**The task:** In this exercise, reproduce all the entries that follow exactly.

* start Items *

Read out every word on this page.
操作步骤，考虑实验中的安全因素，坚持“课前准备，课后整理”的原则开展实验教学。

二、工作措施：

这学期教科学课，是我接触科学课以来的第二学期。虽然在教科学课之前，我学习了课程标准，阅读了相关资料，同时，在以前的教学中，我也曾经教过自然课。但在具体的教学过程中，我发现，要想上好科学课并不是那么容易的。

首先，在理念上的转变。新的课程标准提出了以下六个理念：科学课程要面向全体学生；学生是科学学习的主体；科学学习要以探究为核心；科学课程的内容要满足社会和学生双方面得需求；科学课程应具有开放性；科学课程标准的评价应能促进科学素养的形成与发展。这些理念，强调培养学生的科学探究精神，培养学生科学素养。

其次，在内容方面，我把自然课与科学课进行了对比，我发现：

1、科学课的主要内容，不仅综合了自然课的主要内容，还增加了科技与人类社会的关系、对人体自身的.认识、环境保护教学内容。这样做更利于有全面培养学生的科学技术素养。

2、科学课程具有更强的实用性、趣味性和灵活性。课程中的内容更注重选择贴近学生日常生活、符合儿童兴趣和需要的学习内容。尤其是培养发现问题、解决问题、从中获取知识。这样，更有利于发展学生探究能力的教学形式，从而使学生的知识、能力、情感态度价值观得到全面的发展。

* end Items *

**Answer to this task:**
Read out every word on this page.
操作步骤，考虑实验中的安全因素，坚持“课前准备，课后整理”的原则开展实验教学。

二、工作措施：

这学期教科学课，是我接触科学课以来的第二学期。虽然在教科学课之前，我学习了课程标准，阅读了相关资料，同时，在以前的教学中，我也曾经教过自然课。但在具体的教学过程中，我发现，要想上好科学课并不是那么容易的。

首先，在理念上的转变。新的课程标准提出了以下六个理念：科学课程要面向全体学生；学生是科学学习的主体；科学学习要以探究为核心；科学课程的内容要满足社会和学生双方面得需求；科学课程应具有开放性；科学课程标准的评价应能促进科学素养的形成与发展。这些理念，强调培养学生的科学探究精神，培养学生科学素养。

其次，在内容方面，我把自然课与科学课进行了对比，我发现：

1、科学课的主要内容，不仅综合了自然课的主要内容，还增加了科技与人类社会的关系、对人体自身的.认识、环境保护教学内容。这样做更利于有全面培养学生的科学技术素养。

2、科学课程具有更强的实用性、趣味性和灵活性。课程中的内容更注重选择贴近学生日常生活、符合儿童兴趣和需要的学习内容。尤其是培养发现问题、解决问题、从中获取知识。这样，更有利于发展学生探究能力的教学形式，从而使学生的知识、能力、情感态度价值观得到全面的发展。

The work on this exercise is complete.